● MATERIAL PROVIDED:
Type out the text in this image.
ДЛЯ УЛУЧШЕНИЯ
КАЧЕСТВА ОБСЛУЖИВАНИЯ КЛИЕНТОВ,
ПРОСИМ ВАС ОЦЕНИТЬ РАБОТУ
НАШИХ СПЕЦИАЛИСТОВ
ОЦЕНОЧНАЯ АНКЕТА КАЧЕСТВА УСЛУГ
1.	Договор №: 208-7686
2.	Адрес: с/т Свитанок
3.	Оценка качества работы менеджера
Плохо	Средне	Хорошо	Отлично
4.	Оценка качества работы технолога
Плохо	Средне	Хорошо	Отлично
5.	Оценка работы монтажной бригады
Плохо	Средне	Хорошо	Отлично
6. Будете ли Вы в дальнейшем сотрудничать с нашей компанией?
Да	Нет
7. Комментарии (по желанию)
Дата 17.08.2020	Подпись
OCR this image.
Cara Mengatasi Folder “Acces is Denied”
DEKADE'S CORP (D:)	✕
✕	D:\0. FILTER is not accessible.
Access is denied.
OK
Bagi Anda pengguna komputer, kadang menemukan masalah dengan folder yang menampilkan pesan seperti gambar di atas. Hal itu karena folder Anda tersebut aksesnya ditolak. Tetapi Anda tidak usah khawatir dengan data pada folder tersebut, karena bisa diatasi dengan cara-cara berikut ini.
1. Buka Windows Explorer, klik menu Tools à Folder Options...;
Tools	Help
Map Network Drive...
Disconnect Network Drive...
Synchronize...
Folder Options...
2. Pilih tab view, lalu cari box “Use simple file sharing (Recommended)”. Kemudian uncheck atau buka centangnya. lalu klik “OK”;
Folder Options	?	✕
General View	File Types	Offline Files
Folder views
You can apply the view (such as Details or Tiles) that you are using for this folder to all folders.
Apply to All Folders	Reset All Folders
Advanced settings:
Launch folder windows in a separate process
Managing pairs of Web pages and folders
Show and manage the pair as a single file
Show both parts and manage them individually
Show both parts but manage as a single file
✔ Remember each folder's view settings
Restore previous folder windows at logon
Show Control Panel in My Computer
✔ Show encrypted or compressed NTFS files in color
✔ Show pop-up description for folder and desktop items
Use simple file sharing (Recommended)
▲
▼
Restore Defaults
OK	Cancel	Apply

● PROMPT:
Say how many lines in the entries contain the string "parts", and leave out everything else.

● ANSWER TO THE TASK:
2